=== Given problem ===
Locate every line below that contains the word "участников" and copy it.

Figure data in JSON:
## START

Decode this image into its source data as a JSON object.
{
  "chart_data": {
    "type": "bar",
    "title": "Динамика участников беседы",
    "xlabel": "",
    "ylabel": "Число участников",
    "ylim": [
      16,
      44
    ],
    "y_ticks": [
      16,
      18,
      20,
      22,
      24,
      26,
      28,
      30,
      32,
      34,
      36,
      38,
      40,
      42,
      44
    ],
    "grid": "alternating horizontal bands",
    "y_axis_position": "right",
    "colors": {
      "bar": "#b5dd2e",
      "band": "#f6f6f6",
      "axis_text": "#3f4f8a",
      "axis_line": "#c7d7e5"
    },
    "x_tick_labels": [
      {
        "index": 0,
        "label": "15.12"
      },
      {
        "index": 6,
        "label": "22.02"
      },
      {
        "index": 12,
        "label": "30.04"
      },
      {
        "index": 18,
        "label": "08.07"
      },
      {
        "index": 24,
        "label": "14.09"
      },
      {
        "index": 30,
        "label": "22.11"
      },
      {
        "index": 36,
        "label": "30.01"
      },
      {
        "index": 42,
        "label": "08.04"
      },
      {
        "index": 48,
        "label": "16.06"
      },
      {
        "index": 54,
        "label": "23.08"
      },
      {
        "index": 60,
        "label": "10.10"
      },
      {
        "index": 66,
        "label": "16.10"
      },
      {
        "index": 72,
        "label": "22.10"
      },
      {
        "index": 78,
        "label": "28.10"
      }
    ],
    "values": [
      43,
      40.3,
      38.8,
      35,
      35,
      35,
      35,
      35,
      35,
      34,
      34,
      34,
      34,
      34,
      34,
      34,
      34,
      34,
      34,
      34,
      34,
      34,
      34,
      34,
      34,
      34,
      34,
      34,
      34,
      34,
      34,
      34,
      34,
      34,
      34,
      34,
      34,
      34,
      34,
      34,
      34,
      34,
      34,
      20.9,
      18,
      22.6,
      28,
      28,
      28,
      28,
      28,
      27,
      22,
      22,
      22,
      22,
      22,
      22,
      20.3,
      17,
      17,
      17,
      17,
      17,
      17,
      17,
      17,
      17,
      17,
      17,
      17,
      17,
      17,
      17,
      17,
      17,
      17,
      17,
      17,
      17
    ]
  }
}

## END

=== Written reply ===
    "title": "Динамика участников беседы",
    "ylabel": "Число участников",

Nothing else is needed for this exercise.